RECORDS SUPPLIED –
= = =

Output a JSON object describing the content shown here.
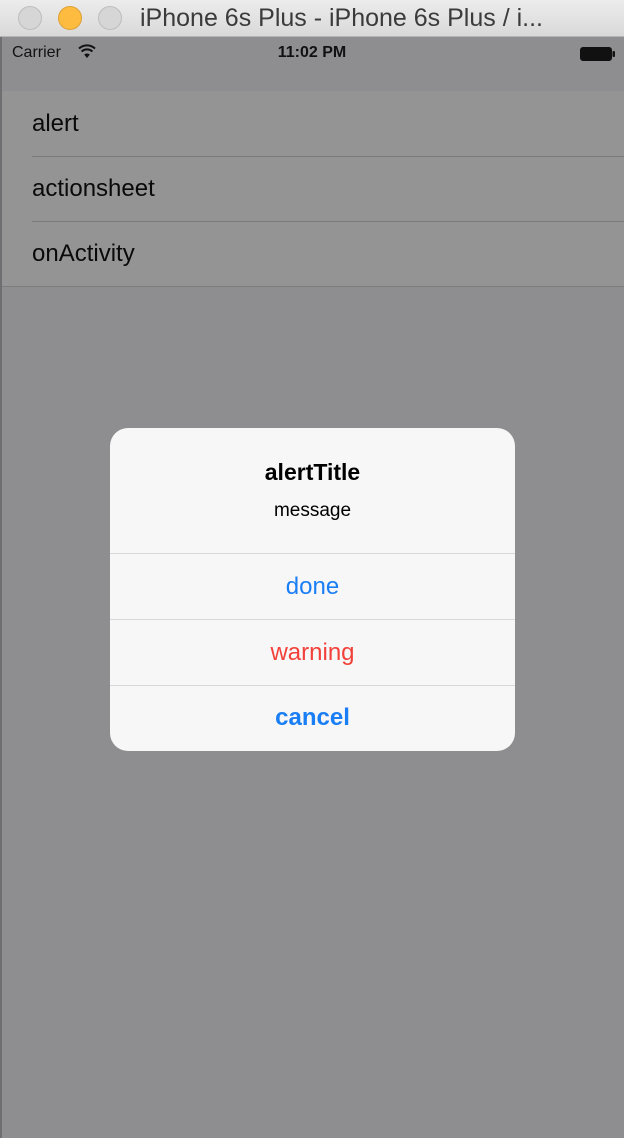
{
  "window": {
    "title": "iPhone 6s Plus - iPhone 6s Plus / i..."
  },
  "statusbar": {
    "carrier": "Carrier",
    "time": "11:02 PM",
    "wifi_icon": "wifi-icon",
    "battery_icon": "battery-icon"
  },
  "list": {
    "items": [
      {
        "label": "alert"
      },
      {
        "label": "actionsheet"
      },
      {
        "label": "onActivity"
      }
    ]
  },
  "alert": {
    "title": "alertTitle",
    "message": "message",
    "buttons": [
      {
        "label": "done",
        "style": "default",
        "color": "#1a7ef5"
      },
      {
        "label": "warning",
        "style": "destructive",
        "color": "#f2413a"
      },
      {
        "label": "cancel",
        "style": "cancel",
        "color": "#1a7ef5"
      }
    ]
  },
  "colors": {
    "dim_background": "#8e8e90",
    "alert_background": "#f7f7f7",
    "tint": "#1a7ef5",
    "destructive": "#f2413a"
  }
}
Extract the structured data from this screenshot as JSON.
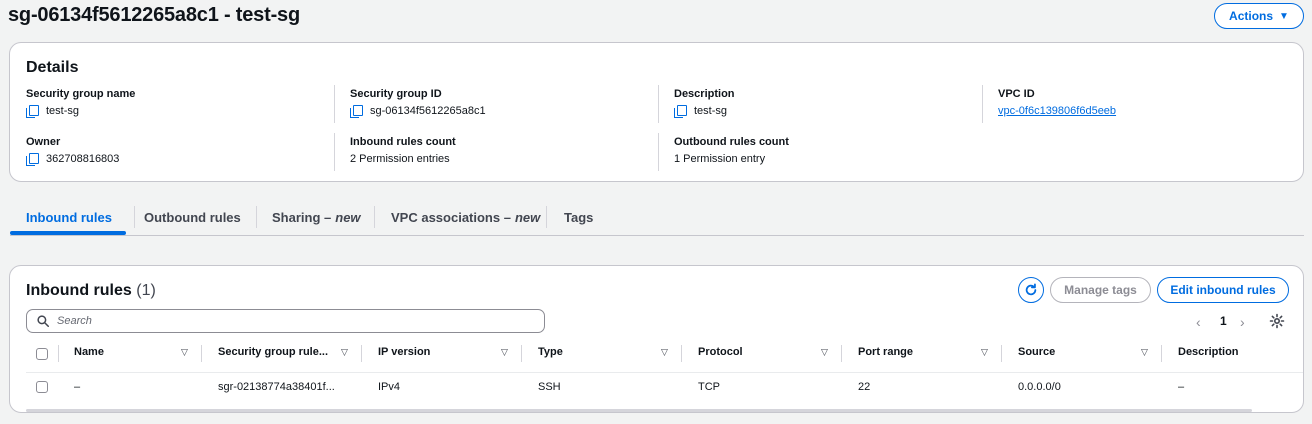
{
  "header": {
    "title": "sg-06134f5612265a8c1 - test-sg",
    "actions_label": "Actions"
  },
  "details": {
    "title": "Details",
    "fields": {
      "sg_name": {
        "label": "Security group name",
        "value": "test-sg"
      },
      "sg_id": {
        "label": "Security group ID",
        "value": "sg-06134f5612265a8c1"
      },
      "description": {
        "label": "Description",
        "value": "test-sg"
      },
      "vpc_id": {
        "label": "VPC ID",
        "value": "vpc-0f6c139806f6d5eeb"
      },
      "owner": {
        "label": "Owner",
        "value": "362708816803"
      },
      "inbound_count": {
        "label": "Inbound rules count",
        "value": "2 Permission entries"
      },
      "outbound_count": {
        "label": "Outbound rules count",
        "value": "1 Permission entry"
      }
    }
  },
  "tabs": {
    "inbound": "Inbound rules",
    "outbound": "Outbound rules",
    "sharing": "Sharing –",
    "sharing_badge": "new",
    "vpc_assoc": "VPC associations –",
    "vpc_assoc_badge": "new",
    "tags": "Tags"
  },
  "rules": {
    "title": "Inbound rules",
    "count": "(1)",
    "manage_tags_label": "Manage tags",
    "edit_label": "Edit inbound rules",
    "search_placeholder": "Search",
    "page": "1",
    "columns": {
      "name": "Name",
      "rule_id": "Security group rule...",
      "ip_version": "IP version",
      "type": "Type",
      "protocol": "Protocol",
      "port_range": "Port range",
      "source": "Source",
      "description": "Description"
    },
    "rows": [
      {
        "name": "–",
        "rule_id": "sgr-02138774a38401f...",
        "ip_version": "IPv4",
        "type": "SSH",
        "protocol": "TCP",
        "port_range": "22",
        "source": "0.0.0.0/0",
        "description": "–"
      }
    ]
  },
  "colors": {
    "accent": "#006ce0",
    "text": "#0f141a",
    "border": "#c6c6cd",
    "background": "#f2f3f3"
  }
}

= = =

WHAT YOU WILL DO – Exclude the pictures, and transcribe all of the material exactly.

IN RESPONSE –
Output a JSON object describing the content shown here.
{
  "window": {
    "title": "iPhone 6s Plus - iPhone 6s Plus / i..."
  },
  "statusbar": {
    "carrier": "Carrier",
    "time": "11:02 PM",
    "wifi_icon": "wifi-icon",
    "battery_icon": "battery-icon"
  },
  "list": {
    "items": [
      {
        "label": "alert"
      },
      {
        "label": "actionsheet"
      },
      {
        "label": "onActivity"
      }
    ]
  },
  "alert": {
    "title": "alertTitle",
    "message": "message",
    "buttons": [
      {
        "label": "done",
        "style": "default",
        "color": "#1a7ef5"
      },
      {
        "label": "warning",
        "style": "destructive",
        "color": "#f2413a"
      },
      {
        "label": "cancel",
        "style": "cancel",
        "color": "#1a7ef5"
      }
    ]
  },
  "colors": {
    "dim_background": "#8e8e90",
    "alert_background": "#f7f7f7",
    "tint": "#1a7ef5",
    "destructive": "#f2413a"
  }
}
Extract the structured data from this screenshot as JSON.
{
  "header": {
    "title": "sg-06134f5612265a8c1 - test-sg",
    "actions_label": "Actions"
  },
  "details": {
    "title": "Details",
    "fields": {
      "sg_name": {
        "label": "Security group name",
        "value": "test-sg"
      },
      "sg_id": {
        "label": "Security group ID",
        "value": "sg-06134f5612265a8c1"
      },
      "description": {
        "label": "Description",
        "value": "test-sg"
      },
      "vpc_id": {
        "label": "VPC ID",
        "value": "vpc-0f6c139806f6d5eeb"
      },
      "owner": {
        "label": "Owner",
        "value": "362708816803"
      },
      "inbound_count": {
        "label": "Inbound rules count",
        "value": "2 Permission entries"
      },
      "outbound_count": {
        "label": "Outbound rules count",
        "value": "1 Permission entry"
      }
    }
  },
  "tabs": {
    "inbound": "Inbound rules",
    "outbound": "Outbound rules",
    "sharing": "Sharing –",
    "sharing_badge": "new",
    "vpc_assoc": "VPC associations –",
    "vpc_assoc_badge": "new",
    "tags": "Tags"
  },
  "rules": {
    "title": "Inbound rules",
    "count": "(1)",
    "manage_tags_label": "Manage tags",
    "edit_label": "Edit inbound rules",
    "search_placeholder": "Search",
    "page": "1",
    "columns": {
      "name": "Name",
      "rule_id": "Security group rule...",
      "ip_version": "IP version",
      "type": "Type",
      "protocol": "Protocol",
      "port_range": "Port range",
      "source": "Source",
      "description": "Description"
    },
    "rows": [
      {
        "name": "–",
        "rule_id": "sgr-02138774a38401f...",
        "ip_version": "IPv4",
        "type": "SSH",
        "protocol": "TCP",
        "port_range": "22",
        "source": "0.0.0.0/0",
        "description": "–"
      }
    ]
  },
  "colors": {
    "accent": "#006ce0",
    "text": "#0f141a",
    "border": "#c6c6cd",
    "background": "#f2f3f3"
  }
}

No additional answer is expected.